■ **Task instructions**
Reproduce the listing below without any change.

■ **Data to use**
[START]
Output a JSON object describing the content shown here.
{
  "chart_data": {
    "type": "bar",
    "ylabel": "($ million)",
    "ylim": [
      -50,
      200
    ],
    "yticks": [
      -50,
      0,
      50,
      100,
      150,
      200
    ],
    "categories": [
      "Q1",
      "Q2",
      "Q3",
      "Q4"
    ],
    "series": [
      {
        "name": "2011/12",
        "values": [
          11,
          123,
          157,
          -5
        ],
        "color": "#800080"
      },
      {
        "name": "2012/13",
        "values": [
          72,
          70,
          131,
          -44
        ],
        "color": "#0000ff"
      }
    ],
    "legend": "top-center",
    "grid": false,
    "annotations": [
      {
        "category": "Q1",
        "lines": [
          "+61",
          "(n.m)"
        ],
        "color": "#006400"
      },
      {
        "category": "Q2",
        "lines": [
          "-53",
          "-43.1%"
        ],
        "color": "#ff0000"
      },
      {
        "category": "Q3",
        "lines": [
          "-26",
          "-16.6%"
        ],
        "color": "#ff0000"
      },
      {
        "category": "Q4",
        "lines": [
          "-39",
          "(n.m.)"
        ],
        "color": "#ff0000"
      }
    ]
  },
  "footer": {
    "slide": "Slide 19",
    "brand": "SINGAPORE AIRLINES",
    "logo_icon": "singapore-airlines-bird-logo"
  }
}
[END]
■ **Expected answer**
Output a JSON object describing the content shown here.
{
  "chart_data": {
    "type": "bar",
    "ylabel": "($ million)",
    "ylim": [
      -50,
      200
    ],
    "yticks": [
      -50,
      0,
      50,
      100,
      150,
      200
    ],
    "categories": [
      "Q1",
      "Q2",
      "Q3",
      "Q4"
    ],
    "series": [
      {
        "name": "2011/12",
        "values": [
          11,
          123,
          157,
          -5
        ],
        "color": "#800080"
      },
      {
        "name": "2012/13",
        "values": [
          72,
          70,
          131,
          -44
        ],
        "color": "#0000ff"
      }
    ],
    "legend": "top-center",
    "grid": false,
    "annotations": [
      {
        "category": "Q1",
        "lines": [
          "+61",
          "(n.m)"
        ],
        "color": "#006400"
      },
      {
        "category": "Q2",
        "lines": [
          "-53",
          "-43.1%"
        ],
        "color": "#ff0000"
      },
      {
        "category": "Q3",
        "lines": [
          "-26",
          "-16.6%"
        ],
        "color": "#ff0000"
      },
      {
        "category": "Q4",
        "lines": [
          "-39",
          "(n.m.)"
        ],
        "color": "#ff0000"
      }
    ]
  },
  "footer": {
    "slide": "Slide 19",
    "brand": "SINGAPORE AIRLINES",
    "logo_icon": "singapore-airlines-bird-logo"
  }
}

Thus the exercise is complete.